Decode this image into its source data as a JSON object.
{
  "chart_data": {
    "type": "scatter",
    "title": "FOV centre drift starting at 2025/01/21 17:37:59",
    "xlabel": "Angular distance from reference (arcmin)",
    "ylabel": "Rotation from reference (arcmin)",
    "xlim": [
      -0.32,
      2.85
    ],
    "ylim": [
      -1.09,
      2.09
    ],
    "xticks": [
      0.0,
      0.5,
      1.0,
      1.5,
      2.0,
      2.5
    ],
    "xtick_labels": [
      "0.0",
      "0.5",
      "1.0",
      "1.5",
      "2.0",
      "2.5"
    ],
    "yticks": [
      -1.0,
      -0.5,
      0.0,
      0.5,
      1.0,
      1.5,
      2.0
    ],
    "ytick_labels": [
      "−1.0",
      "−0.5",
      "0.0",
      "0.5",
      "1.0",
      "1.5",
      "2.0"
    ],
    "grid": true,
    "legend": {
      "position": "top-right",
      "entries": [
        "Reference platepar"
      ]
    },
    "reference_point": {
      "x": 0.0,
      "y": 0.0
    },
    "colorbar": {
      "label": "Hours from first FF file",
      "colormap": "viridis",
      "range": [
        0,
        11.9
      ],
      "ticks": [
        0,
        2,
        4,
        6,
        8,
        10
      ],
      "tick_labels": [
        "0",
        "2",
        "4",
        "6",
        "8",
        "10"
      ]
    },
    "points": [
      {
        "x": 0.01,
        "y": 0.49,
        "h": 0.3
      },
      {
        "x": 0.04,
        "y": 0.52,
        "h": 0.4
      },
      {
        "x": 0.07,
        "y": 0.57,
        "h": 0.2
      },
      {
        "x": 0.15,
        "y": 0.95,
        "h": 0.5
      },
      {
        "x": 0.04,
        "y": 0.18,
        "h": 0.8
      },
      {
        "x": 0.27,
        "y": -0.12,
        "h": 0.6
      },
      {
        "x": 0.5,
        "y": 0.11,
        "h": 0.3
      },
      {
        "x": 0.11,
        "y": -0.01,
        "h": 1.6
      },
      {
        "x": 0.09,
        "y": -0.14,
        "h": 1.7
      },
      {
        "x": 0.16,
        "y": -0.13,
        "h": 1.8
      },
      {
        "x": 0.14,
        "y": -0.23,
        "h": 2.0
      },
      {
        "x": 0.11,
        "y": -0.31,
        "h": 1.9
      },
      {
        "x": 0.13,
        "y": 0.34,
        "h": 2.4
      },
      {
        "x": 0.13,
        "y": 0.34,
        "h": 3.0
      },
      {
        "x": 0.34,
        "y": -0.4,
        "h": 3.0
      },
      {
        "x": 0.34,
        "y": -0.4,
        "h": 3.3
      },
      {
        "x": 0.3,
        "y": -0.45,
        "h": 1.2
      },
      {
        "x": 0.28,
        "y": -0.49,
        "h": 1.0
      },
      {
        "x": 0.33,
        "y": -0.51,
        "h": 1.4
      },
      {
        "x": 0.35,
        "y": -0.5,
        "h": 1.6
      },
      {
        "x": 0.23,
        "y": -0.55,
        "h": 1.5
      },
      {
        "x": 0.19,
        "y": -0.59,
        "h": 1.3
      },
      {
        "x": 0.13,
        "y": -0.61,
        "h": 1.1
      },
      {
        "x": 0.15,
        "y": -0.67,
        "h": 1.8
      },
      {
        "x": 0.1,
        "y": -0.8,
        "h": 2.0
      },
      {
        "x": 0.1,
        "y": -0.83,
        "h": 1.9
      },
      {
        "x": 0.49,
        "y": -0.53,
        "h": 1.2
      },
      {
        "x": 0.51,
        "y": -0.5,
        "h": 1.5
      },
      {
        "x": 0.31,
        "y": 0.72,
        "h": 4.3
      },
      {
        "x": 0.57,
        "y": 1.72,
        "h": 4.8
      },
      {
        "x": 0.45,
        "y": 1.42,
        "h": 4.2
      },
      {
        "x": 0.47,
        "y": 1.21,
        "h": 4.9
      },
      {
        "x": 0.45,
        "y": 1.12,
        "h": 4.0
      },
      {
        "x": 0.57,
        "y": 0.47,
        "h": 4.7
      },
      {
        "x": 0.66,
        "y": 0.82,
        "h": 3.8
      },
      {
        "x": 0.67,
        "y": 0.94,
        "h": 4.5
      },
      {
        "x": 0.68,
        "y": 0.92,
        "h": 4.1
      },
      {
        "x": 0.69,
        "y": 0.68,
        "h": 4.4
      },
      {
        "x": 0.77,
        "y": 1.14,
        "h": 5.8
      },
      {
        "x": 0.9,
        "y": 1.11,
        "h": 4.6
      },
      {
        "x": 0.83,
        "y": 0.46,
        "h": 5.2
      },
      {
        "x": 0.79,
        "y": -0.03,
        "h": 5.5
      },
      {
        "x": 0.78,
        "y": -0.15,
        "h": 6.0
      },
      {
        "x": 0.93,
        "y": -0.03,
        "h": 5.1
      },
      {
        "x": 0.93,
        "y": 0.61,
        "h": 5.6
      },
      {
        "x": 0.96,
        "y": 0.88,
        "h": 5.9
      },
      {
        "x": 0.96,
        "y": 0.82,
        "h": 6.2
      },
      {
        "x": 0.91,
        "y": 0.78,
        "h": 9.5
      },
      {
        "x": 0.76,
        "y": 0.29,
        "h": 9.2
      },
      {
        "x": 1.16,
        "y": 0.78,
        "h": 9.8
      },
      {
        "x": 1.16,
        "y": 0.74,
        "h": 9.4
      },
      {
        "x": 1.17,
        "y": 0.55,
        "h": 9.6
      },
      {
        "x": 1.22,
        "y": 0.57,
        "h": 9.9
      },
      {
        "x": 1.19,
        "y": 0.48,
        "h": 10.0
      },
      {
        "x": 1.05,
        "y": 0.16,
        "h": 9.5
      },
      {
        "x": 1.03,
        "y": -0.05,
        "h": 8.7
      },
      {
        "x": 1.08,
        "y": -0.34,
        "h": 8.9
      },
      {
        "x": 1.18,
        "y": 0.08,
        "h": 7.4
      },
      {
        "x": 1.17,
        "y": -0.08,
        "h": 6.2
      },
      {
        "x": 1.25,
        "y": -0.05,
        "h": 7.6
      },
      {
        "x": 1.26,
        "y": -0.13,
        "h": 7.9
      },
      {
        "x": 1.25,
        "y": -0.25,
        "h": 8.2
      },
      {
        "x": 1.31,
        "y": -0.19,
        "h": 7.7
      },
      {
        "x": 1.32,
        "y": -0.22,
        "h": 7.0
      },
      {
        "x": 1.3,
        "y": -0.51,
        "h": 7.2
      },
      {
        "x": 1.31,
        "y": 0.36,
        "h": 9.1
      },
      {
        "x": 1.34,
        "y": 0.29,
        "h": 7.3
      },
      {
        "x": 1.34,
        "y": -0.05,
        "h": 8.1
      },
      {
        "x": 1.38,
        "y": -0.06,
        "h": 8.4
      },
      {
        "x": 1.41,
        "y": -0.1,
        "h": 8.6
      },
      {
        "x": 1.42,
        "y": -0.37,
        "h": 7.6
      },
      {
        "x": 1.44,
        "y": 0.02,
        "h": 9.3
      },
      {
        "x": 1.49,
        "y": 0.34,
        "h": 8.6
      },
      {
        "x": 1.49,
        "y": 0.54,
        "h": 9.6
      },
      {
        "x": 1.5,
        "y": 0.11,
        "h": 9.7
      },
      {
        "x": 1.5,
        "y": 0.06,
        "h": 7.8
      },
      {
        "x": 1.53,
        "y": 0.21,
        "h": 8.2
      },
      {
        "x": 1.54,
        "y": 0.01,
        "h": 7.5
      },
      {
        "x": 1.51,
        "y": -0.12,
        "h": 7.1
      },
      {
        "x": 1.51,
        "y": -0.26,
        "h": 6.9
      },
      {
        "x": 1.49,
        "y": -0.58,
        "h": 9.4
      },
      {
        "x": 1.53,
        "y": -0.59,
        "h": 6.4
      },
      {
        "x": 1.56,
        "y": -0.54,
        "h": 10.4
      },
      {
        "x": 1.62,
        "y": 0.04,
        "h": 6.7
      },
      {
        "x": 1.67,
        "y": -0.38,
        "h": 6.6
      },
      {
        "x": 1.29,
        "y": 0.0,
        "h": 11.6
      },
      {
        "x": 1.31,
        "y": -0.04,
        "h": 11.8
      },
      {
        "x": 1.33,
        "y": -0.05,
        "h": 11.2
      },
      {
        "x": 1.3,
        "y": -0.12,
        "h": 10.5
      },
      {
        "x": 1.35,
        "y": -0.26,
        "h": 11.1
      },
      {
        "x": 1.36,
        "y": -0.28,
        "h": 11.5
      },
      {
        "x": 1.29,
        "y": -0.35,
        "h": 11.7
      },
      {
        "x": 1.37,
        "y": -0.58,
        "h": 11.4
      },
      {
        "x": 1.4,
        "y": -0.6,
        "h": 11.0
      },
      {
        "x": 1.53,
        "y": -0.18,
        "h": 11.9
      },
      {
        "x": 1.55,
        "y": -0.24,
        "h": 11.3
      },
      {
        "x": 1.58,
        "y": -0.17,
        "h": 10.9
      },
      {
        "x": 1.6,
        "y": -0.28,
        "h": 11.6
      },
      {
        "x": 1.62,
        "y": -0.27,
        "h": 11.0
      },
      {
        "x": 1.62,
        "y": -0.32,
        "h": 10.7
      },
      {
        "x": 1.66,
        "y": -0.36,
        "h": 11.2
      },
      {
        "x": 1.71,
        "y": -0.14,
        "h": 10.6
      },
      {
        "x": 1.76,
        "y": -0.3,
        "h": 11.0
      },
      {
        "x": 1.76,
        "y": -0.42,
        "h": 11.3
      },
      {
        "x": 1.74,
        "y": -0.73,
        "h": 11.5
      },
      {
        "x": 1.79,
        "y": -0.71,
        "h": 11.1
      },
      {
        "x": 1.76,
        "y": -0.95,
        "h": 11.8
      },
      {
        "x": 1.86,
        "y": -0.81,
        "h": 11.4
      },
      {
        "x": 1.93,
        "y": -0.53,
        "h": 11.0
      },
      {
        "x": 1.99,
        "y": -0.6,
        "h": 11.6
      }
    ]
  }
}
——————
● **EXERCISE GOAL**
Pull every line containing the word "arcmin" out of the material.

● **RESULT**
    "xlabel": "Angular distance from reference (arcmin)",
    "ylabel": "Rotation from reference (arcmin)",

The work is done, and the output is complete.